**Written exercise:**
Every line below must be reproduced exactly. Copy them all.
* * * * * * * * *
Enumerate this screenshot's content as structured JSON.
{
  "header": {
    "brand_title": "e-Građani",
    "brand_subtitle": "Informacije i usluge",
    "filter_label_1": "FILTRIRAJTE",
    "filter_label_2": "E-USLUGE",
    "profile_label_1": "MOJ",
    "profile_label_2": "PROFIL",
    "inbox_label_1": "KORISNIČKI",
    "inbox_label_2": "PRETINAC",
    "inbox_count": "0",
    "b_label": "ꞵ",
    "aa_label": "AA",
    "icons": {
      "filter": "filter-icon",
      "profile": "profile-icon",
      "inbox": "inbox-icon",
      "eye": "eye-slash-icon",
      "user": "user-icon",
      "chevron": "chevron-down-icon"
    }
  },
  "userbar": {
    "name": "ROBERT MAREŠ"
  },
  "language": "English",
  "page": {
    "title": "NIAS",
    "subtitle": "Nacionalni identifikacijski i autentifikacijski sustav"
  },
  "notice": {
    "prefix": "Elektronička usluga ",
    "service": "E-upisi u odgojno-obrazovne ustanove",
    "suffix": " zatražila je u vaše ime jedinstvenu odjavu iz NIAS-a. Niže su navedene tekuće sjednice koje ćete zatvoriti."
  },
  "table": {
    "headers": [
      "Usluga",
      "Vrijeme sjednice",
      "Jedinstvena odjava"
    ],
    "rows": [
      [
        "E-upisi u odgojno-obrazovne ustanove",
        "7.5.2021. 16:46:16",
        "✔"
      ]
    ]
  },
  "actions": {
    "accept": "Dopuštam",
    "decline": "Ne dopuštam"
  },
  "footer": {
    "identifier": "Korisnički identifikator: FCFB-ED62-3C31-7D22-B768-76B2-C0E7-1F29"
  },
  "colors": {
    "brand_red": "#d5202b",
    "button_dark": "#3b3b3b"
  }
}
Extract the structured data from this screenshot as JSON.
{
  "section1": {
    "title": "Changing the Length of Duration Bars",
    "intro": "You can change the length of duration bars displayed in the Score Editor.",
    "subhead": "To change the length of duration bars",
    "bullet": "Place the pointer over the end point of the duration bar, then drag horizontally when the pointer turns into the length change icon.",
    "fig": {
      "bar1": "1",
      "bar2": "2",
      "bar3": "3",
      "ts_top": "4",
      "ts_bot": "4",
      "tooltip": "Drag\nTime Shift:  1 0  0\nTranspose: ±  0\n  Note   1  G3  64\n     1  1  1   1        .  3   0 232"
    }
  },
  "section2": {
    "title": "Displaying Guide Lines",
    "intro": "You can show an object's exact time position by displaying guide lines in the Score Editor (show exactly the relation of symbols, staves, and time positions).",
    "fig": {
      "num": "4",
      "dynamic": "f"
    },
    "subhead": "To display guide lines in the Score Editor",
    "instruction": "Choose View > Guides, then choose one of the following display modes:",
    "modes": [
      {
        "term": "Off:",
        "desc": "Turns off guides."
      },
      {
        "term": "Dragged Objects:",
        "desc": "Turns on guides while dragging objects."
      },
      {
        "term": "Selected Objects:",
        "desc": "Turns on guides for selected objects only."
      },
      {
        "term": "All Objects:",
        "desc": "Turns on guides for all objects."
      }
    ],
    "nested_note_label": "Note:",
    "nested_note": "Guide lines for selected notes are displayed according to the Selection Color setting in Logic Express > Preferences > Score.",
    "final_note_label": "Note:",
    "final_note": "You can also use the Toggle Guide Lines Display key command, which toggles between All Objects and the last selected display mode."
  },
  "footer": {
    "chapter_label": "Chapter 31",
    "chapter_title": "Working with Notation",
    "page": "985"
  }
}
* * * * * * * * *
**Reply:**
Enumerate this screenshot's content as structured JSON.
{
  "header": {
    "brand_title": "e-Građani",
    "brand_subtitle": "Informacije i usluge",
    "filter_label_1": "FILTRIRAJTE",
    "filter_label_2": "E-USLUGE",
    "profile_label_1": "MOJ",
    "profile_label_2": "PROFIL",
    "inbox_label_1": "KORISNIČKI",
    "inbox_label_2": "PRETINAC",
    "inbox_count": "0",
    "b_label": "ꞵ",
    "aa_label": "AA",
    "icons": {
      "filter": "filter-icon",
      "profile": "profile-icon",
      "inbox": "inbox-icon",
      "eye": "eye-slash-icon",
      "user": "user-icon",
      "chevron": "chevron-down-icon"
    }
  },
  "userbar": {
    "name": "ROBERT MAREŠ"
  },
  "language": "English",
  "page": {
    "title": "NIAS",
    "subtitle": "Nacionalni identifikacijski i autentifikacijski sustav"
  },
  "notice": {
    "prefix": "Elektronička usluga ",
    "service": "E-upisi u odgojno-obrazovne ustanove",
    "suffix": " zatražila je u vaše ime jedinstvenu odjavu iz NIAS-a. Niže su navedene tekuće sjednice koje ćete zatvoriti."
  },
  "table": {
    "headers": [
      "Usluga",
      "Vrijeme sjednice",
      "Jedinstvena odjava"
    ],
    "rows": [
      [
        "E-upisi u odgojno-obrazovne ustanove",
        "7.5.2021. 16:46:16",
        "✔"
      ]
    ]
  },
  "actions": {
    "accept": "Dopuštam",
    "decline": "Ne dopuštam"
  },
  "footer": {
    "identifier": "Korisnički identifikator: FCFB-ED62-3C31-7D22-B768-76B2-C0E7-1F29"
  },
  "colors": {
    "brand_red": "#d5202b",
    "button_dark": "#3b3b3b"
  }
}
Extract the structured data from this screenshot as JSON.
{
  "section1": {
    "title": "Changing the Length of Duration Bars",
    "intro": "You can change the length of duration bars displayed in the Score Editor.",
    "subhead": "To change the length of duration bars",
    "bullet": "Place the pointer over the end point of the duration bar, then drag horizontally when the pointer turns into the length change icon.",
    "fig": {
      "bar1": "1",
      "bar2": "2",
      "bar3": "3",
      "ts_top": "4",
      "ts_bot": "4",
      "tooltip": "Drag\nTime Shift:  1 0  0\nTranspose: ±  0\n  Note   1  G3  64\n     1  1  1   1        .  3   0 232"
    }
  },
  "section2": {
    "title": "Displaying Guide Lines",
    "intro": "You can show an object's exact time position by displaying guide lines in the Score Editor (show exactly the relation of symbols, staves, and time positions).",
    "fig": {
      "num": "4",
      "dynamic": "f"
    },
    "subhead": "To display guide lines in the Score Editor",
    "instruction": "Choose View > Guides, then choose one of the following display modes:",
    "modes": [
      {
        "term": "Off:",
        "desc": "Turns off guides."
      },
      {
        "term": "Dragged Objects:",
        "desc": "Turns on guides while dragging objects."
      },
      {
        "term": "Selected Objects:",
        "desc": "Turns on guides for selected objects only."
      },
      {
        "term": "All Objects:",
        "desc": "Turns on guides for all objects."
      }
    ],
    "nested_note_label": "Note:",
    "nested_note": "Guide lines for selected notes are displayed according to the Selection Color setting in Logic Express > Preferences > Score.",
    "final_note_label": "Note:",
    "final_note": "You can also use the Toggle Guide Lines Display key command, which toggles between All Objects and the last selected display mode."
  },
  "footer": {
    "chapter_label": "Chapter 31",
    "chapter_title": "Working with Notation",
    "page": "985"
  }
}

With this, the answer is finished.